For each line below that contains the string "style", copy that line.

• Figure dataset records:
------

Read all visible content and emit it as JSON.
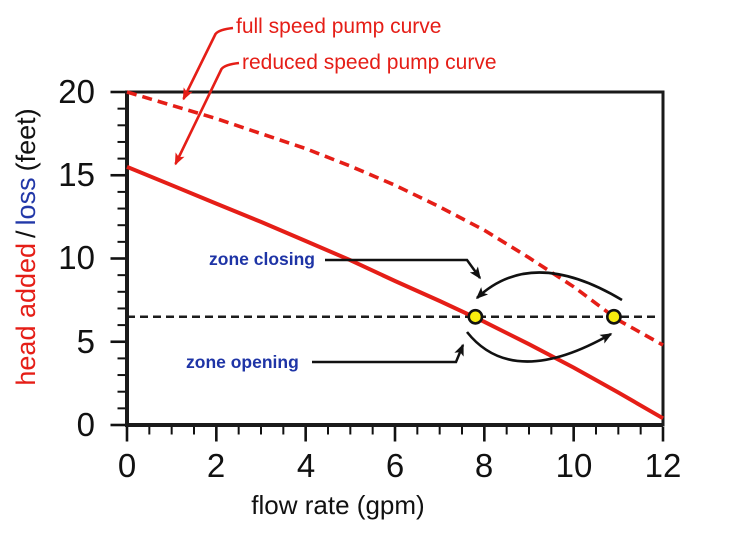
{
  "chart_data": {
    "type": "line",
    "xlabel": "flow rate (gpm)",
    "ylabel": {
      "head_added": "head added",
      "separator": "/",
      "loss": "loss",
      "units": "(feet)"
    },
    "xlim": [
      0,
      12
    ],
    "ylim": [
      0,
      20
    ],
    "x_major_ticks": [
      0,
      2,
      4,
      6,
      8,
      10,
      12
    ],
    "x_minor_step": 0.5,
    "y_major_ticks": [
      0,
      5,
      10,
      15,
      20
    ],
    "y_minor_step": 1,
    "grid": false,
    "legend": {
      "entries": [
        "full speed pump curve",
        "reduced speed pump curve"
      ],
      "color": "#e51e17",
      "position": "above-plot-left"
    },
    "series": [
      {
        "name": "full speed pump curve",
        "style": "dashed",
        "color": "#e51e17",
        "x": [
          0,
          1,
          2,
          3,
          4,
          5,
          6,
          7,
          8,
          9,
          10,
          11,
          12
        ],
        "y": [
          20,
          19.2,
          18.4,
          17.5,
          16.6,
          15.55,
          14.4,
          13.1,
          11.7,
          10.05,
          8.3,
          6.3,
          4.8
        ]
      },
      {
        "name": "reduced speed pump curve",
        "style": "solid",
        "color": "#e51e17",
        "x": [
          0,
          1,
          2,
          3,
          4,
          5,
          6,
          7,
          8,
          9,
          10,
          11,
          12
        ],
        "y": [
          15.5,
          14.4,
          13.3,
          12.2,
          11.05,
          9.9,
          8.65,
          7.45,
          6.2,
          4.85,
          3.45,
          1.95,
          0.4
        ]
      }
    ],
    "system_head_line": {
      "y": 6.5,
      "style": "dashed",
      "color": "#1c1c1c"
    },
    "operating_points": [
      {
        "name": "reduced speed operating point",
        "x": 7.8,
        "y": 6.5,
        "fill": "#f9ee0e"
      },
      {
        "name": "full speed operating point",
        "x": 10.9,
        "y": 6.5,
        "fill": "#f9ee0e"
      }
    ],
    "annotations": [
      {
        "label": "zone closing",
        "color": "#1e34a6"
      },
      {
        "label": "zone opening",
        "color": "#1e34a6"
      }
    ]
  }
}
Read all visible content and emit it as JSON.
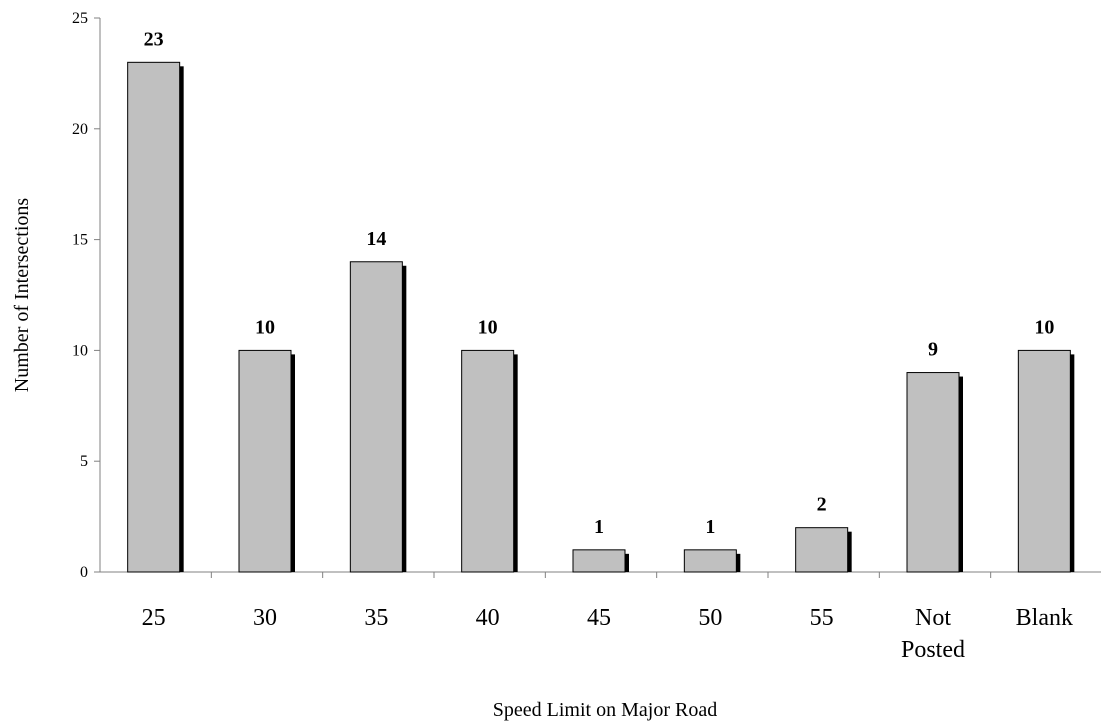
{
  "chart_data": {
    "type": "bar",
    "categories": [
      "25",
      "30",
      "35",
      "40",
      "45",
      "50",
      "55",
      "Not Posted",
      "Blank"
    ],
    "category_lines": [
      [
        "25"
      ],
      [
        "30"
      ],
      [
        "35"
      ],
      [
        "40"
      ],
      [
        "45"
      ],
      [
        "50"
      ],
      [
        "55"
      ],
      [
        "Not",
        "Posted"
      ],
      [
        "Blank"
      ]
    ],
    "values": [
      23,
      10,
      14,
      10,
      1,
      1,
      2,
      9,
      10
    ],
    "data_labels": [
      "23",
      "10",
      "14",
      "10",
      "1",
      "1",
      "2",
      "9",
      "10"
    ],
    "xlabel": "Speed Limit on Major Road",
    "ylabel": "Number of Intersections",
    "ylim": [
      0,
      25
    ],
    "yticks": [
      0,
      5,
      10,
      15,
      20,
      25
    ],
    "grid": false,
    "legend": "none",
    "colors": {
      "bar_fill": "#c0c0c0",
      "bar_stroke": "#000000",
      "bar_shadow": "#000000",
      "axis": "#808080"
    }
  }
}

------

• The answer:
        "style": "dashed",
        "style": "solid",
      "style": "dashed",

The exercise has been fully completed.